SET EXERCISE: Copy, in full, each line of the material that holds the word "максималното".

--- Start LISTED ENTRIES ---

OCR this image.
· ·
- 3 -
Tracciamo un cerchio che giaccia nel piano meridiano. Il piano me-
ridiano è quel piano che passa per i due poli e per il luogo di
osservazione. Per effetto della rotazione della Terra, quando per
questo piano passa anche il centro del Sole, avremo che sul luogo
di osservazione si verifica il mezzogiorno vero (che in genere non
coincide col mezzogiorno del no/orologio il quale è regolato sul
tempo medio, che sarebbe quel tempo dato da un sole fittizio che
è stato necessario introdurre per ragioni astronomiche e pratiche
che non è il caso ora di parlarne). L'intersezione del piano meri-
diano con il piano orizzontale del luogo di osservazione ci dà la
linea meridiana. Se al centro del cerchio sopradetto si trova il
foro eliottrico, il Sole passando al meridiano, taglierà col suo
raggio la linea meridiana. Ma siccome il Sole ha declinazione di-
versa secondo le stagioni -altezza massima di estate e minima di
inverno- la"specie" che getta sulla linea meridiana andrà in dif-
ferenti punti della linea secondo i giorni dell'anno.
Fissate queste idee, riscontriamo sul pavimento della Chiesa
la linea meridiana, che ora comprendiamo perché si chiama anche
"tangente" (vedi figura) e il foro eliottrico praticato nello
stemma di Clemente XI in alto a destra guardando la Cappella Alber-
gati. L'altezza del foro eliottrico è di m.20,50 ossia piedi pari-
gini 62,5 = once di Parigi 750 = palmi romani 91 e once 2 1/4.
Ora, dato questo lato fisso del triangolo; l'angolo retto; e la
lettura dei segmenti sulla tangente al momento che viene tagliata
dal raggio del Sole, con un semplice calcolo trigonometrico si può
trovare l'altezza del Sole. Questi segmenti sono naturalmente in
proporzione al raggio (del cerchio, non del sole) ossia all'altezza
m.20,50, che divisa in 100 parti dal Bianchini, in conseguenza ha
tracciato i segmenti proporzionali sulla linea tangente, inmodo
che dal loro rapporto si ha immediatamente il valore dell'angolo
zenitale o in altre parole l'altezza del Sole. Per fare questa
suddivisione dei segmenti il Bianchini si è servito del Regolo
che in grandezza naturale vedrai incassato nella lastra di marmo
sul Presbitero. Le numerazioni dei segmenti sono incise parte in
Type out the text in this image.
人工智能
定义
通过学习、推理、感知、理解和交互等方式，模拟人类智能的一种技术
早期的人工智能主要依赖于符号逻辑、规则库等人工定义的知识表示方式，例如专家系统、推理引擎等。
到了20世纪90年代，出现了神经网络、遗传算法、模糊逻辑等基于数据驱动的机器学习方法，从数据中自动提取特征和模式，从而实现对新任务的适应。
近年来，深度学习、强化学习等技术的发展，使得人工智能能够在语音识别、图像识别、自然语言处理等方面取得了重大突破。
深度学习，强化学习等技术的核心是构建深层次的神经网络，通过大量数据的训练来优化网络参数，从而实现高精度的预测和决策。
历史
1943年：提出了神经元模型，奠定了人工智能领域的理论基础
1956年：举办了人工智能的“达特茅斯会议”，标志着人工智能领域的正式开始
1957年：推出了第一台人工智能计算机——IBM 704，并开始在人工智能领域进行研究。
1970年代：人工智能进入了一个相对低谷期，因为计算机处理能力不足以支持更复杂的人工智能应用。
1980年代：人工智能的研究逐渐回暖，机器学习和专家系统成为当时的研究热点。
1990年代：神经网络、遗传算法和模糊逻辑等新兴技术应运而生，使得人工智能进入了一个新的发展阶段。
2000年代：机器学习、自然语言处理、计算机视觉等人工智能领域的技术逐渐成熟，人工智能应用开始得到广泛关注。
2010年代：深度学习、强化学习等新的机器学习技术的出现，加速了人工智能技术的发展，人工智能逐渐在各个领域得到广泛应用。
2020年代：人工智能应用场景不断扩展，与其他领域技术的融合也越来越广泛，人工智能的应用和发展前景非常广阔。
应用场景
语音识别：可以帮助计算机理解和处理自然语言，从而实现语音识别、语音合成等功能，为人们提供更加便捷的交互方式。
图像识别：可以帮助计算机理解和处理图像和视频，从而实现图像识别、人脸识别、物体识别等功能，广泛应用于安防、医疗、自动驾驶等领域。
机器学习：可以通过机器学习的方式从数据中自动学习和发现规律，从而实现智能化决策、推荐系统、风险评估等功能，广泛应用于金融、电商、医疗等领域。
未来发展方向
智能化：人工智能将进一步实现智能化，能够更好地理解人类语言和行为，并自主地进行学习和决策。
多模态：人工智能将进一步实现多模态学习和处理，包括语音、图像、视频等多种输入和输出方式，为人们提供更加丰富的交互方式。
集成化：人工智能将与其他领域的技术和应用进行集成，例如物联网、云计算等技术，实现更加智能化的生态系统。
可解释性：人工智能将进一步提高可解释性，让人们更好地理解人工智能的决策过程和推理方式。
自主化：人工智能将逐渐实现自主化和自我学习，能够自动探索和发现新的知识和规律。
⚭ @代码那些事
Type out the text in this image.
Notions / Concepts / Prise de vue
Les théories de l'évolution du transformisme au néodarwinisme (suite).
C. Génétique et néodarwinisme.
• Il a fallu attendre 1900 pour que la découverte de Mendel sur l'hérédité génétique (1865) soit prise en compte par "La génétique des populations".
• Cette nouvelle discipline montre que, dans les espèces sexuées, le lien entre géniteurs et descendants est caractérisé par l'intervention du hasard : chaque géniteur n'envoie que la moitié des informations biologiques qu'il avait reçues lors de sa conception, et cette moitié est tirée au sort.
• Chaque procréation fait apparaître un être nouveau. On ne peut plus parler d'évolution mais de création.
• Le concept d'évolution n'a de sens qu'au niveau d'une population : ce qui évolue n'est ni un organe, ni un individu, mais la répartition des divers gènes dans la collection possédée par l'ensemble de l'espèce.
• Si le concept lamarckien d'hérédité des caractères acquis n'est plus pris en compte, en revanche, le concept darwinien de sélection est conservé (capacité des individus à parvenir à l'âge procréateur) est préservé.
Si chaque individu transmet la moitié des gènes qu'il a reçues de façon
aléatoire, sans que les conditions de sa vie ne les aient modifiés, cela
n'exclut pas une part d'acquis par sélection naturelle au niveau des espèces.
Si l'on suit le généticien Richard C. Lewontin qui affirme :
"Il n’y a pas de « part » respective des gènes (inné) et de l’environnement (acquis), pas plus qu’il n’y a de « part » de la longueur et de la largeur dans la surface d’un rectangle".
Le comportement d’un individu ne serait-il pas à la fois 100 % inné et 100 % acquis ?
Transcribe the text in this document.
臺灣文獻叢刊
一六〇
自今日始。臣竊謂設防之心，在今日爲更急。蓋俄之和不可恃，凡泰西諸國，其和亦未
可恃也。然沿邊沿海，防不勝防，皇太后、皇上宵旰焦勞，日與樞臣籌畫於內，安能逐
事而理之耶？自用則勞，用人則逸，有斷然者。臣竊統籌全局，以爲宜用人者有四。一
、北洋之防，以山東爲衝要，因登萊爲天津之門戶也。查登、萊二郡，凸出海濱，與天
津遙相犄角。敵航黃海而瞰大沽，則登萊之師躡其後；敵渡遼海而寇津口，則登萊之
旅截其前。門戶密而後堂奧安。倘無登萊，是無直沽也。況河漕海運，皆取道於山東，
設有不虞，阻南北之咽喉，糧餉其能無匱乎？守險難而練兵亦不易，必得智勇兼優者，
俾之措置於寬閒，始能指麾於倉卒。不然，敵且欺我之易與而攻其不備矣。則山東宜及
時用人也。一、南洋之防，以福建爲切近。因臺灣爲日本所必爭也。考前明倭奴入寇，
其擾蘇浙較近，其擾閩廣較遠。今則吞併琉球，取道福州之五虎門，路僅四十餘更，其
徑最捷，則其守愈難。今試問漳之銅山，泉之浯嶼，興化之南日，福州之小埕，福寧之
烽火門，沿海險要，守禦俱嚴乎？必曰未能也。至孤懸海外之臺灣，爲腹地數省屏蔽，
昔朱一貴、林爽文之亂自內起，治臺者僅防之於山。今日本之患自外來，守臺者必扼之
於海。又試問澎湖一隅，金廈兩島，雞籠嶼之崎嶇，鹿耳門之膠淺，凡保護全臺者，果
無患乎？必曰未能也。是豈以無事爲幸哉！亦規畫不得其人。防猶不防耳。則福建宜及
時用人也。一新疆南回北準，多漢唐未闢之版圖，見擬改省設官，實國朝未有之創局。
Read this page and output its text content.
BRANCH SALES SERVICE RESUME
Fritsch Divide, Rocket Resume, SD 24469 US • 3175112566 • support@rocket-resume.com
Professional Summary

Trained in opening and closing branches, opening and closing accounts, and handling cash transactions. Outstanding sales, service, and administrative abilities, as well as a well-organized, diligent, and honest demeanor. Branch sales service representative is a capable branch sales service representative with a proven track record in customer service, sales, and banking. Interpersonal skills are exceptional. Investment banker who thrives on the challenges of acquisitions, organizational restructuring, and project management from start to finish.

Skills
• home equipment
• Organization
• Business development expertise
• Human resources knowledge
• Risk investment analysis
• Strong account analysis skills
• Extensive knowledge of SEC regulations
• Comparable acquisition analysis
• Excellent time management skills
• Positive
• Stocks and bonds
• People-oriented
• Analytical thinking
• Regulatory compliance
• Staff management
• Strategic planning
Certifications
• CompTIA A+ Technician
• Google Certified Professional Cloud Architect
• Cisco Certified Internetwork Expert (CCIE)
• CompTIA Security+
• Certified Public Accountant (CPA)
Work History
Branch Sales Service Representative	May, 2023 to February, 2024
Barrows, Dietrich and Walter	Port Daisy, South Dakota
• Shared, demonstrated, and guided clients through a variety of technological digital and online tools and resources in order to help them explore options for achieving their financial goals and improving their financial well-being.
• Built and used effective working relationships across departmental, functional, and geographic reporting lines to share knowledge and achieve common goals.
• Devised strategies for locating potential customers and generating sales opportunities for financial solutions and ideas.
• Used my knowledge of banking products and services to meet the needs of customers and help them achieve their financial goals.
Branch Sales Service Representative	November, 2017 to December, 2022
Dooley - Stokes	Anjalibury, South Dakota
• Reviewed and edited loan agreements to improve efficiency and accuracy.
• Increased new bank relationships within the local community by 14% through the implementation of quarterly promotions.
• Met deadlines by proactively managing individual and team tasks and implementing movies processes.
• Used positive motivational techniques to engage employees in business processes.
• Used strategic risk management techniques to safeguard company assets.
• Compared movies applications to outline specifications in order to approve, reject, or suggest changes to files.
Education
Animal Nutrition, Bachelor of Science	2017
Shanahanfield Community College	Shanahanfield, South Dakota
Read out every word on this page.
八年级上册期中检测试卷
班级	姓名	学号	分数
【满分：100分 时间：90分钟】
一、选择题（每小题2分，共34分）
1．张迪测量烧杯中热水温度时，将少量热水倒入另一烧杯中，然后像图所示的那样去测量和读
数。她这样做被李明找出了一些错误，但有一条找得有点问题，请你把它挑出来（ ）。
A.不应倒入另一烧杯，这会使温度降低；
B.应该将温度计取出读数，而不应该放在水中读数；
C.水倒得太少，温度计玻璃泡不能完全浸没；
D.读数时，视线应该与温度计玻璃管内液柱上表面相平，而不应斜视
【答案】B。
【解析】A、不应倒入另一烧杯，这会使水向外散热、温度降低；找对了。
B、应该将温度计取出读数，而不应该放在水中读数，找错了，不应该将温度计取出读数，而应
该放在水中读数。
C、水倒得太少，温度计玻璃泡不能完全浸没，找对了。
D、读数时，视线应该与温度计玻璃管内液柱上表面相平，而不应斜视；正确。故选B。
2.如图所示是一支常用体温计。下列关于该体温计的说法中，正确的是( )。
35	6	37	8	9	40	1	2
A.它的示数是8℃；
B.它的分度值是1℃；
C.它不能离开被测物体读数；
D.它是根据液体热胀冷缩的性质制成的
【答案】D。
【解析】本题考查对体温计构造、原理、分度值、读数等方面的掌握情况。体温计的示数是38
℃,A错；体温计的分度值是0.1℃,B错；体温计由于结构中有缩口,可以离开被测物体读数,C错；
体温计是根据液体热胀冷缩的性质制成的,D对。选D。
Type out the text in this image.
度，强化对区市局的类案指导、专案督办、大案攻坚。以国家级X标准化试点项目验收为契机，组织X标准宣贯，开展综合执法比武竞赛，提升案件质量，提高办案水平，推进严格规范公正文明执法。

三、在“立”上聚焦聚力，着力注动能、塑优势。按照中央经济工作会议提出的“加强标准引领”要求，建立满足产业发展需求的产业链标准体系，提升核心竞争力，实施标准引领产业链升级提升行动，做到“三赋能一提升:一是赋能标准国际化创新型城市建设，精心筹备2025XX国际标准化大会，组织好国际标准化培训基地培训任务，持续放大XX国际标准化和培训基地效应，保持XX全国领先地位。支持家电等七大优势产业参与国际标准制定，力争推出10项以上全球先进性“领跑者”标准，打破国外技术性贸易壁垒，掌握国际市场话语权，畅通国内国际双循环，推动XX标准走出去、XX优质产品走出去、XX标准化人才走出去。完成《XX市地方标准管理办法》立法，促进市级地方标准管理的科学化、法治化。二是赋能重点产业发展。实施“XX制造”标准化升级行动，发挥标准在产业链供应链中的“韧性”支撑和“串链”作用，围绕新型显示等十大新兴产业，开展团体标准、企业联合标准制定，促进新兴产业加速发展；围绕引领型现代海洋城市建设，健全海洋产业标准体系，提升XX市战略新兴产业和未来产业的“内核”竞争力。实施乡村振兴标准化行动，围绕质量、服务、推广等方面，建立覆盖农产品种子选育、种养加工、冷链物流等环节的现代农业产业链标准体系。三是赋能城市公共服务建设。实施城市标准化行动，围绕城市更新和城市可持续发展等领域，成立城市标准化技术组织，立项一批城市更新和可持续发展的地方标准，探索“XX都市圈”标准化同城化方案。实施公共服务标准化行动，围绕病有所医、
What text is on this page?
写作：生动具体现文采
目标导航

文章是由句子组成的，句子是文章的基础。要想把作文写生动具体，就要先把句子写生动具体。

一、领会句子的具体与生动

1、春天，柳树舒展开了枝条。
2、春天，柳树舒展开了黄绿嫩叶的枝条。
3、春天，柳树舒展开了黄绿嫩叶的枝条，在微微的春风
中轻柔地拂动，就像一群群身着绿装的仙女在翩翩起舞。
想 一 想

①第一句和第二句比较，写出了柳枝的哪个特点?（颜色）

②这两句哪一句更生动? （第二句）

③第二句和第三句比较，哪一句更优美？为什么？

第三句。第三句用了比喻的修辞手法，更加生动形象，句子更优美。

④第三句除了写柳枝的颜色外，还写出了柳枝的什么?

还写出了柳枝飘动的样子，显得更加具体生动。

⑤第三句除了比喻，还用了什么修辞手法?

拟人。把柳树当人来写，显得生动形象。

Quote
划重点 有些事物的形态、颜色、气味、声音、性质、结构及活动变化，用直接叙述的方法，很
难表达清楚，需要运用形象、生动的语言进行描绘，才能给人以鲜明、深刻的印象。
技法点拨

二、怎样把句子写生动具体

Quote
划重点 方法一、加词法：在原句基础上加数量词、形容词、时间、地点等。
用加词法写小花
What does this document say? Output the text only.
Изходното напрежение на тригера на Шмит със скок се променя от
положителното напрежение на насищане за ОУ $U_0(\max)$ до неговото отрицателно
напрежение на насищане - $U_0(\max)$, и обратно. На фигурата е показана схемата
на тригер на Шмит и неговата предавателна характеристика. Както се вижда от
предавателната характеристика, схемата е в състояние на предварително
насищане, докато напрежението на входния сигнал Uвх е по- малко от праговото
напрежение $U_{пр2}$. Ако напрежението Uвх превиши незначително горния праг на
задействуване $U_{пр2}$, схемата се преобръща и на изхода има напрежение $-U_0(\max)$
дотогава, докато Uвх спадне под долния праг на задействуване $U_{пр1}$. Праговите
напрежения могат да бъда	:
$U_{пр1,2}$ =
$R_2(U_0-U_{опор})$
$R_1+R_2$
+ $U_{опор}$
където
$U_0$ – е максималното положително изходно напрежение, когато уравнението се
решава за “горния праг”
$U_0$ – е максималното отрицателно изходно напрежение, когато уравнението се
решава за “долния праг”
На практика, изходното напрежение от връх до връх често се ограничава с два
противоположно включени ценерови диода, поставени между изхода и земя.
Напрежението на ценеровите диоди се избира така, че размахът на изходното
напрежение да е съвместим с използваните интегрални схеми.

--- End LISTED ENTRIES ---

CORRECT OUTPUT:
$U_0$ – е максималното положително изходно напрежение, когато уравнението се
$U_0$ – е максималното отрицателно изходно напрежение, когато уравнението се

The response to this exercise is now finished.